• SHORT TASK: Each line below must be set down exactly; omit any image you find.

(Dataset rows about figures)
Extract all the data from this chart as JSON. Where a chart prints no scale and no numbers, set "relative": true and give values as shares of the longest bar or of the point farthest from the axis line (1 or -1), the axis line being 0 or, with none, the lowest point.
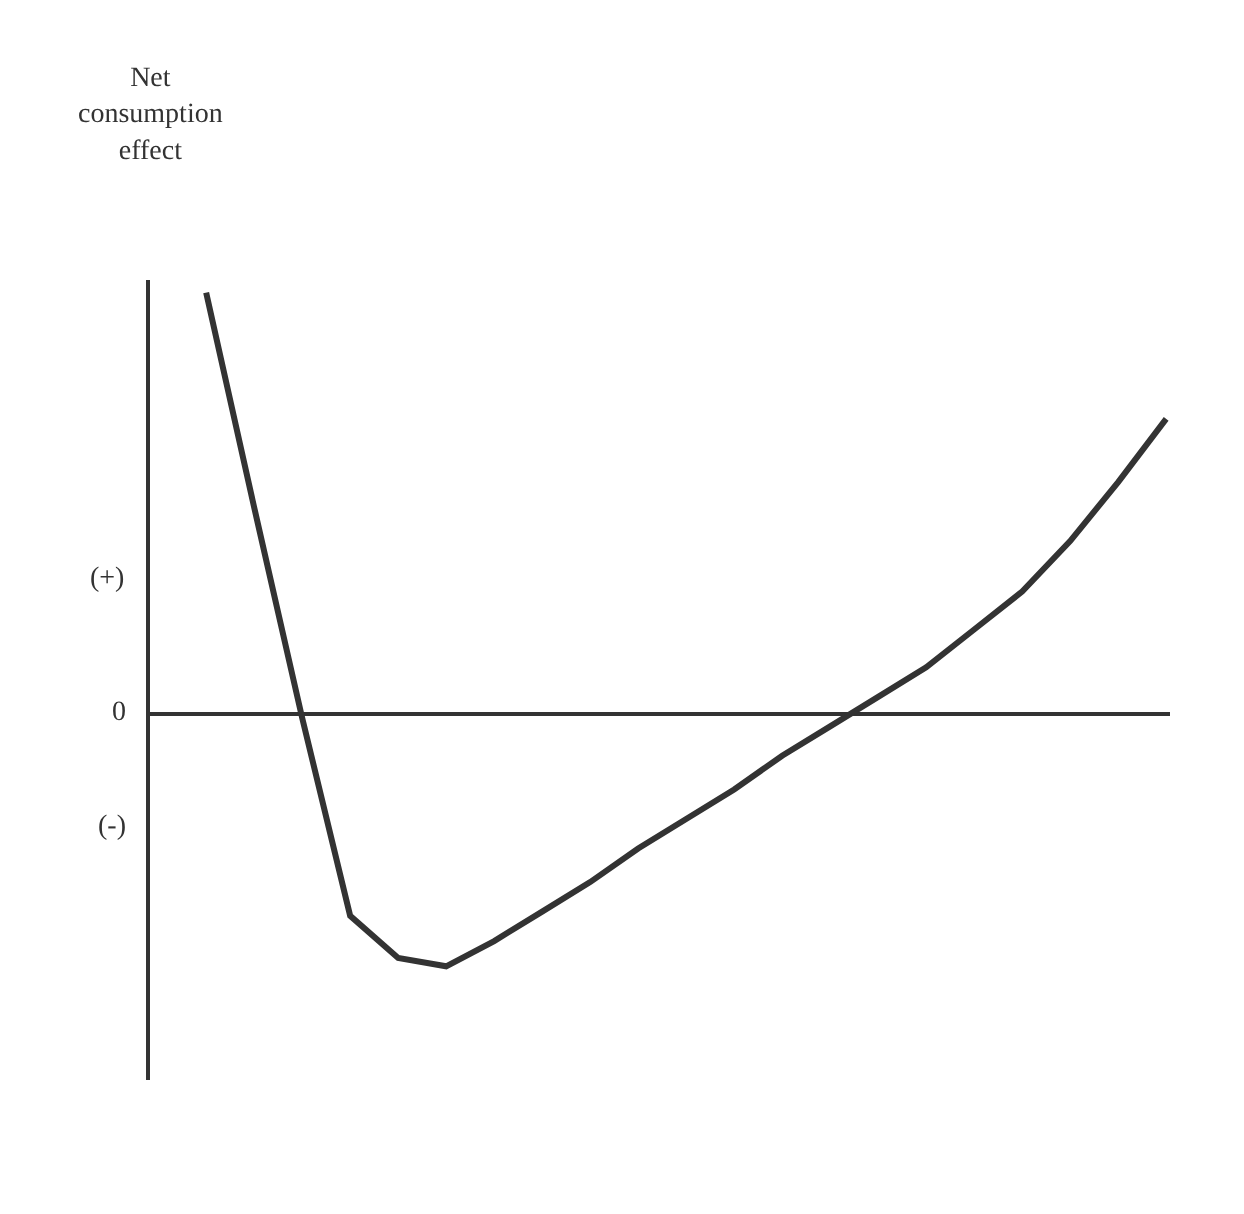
{
  "chart_data": {
    "type": "line",
    "relative": true,
    "ylabel": "Net consumption effect",
    "categories": [
      null,
      null,
      null,
      null,
      null,
      null,
      null,
      null,
      null,
      null,
      null,
      null,
      null,
      null,
      null,
      null,
      null,
      null,
      null,
      null,
      null
    ],
    "series": [
      {
        "color": "#333333",
        "values": [
          1.0,
          0.49,
          -0.01,
          -0.48,
          -0.58,
          -0.6,
          -0.54,
          -0.47,
          -0.4,
          -0.32,
          -0.25,
          -0.18,
          -0.1,
          -0.03,
          0.04,
          0.11,
          0.2,
          0.29,
          0.41,
          0.55,
          0.7
        ]
      }
    ],
    "annotations": [
      "(+)",
      "0",
      "(-)"
    ],
    "legend": false,
    "marker": "none",
    "line_style": "solid"
  }
}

• EXERCISE RESPONSE:
Extract all the data from this chart as JSON. Where a chart prints no scale and no numbers, set "relative": true and give values as shares of the longest bar or of the point farthest from the axis line (1 or -1), the axis line being 0 or, with none, the lowest point.
{
  "chart_data": {
    "type": "line",
    "relative": true,
    "ylabel": "Net consumption effect",
    "categories": [
      null,
      null,
      null,
      null,
      null,
      null,
      null,
      null,
      null,
      null,
      null,
      null,
      null,
      null,
      null,
      null,
      null,
      null,
      null,
      null,
      null
    ],
    "series": [
      {
        "color": "#333333",
        "values": [
          1.0,
          0.49,
          -0.01,
          -0.48,
          -0.58,
          -0.6,
          -0.54,
          -0.47,
          -0.4,
          -0.32,
          -0.25,
          -0.18,
          -0.1,
          -0.03,
          0.04,
          0.11,
          0.2,
          0.29,
          0.41,
          0.55,
          0.7
        ]
      }
    ],
    "annotations": [
      "(+)",
      "0",
      "(-)"
    ],
    "legend": false,
    "marker": "none",
    "line_style": "solid"
  }
}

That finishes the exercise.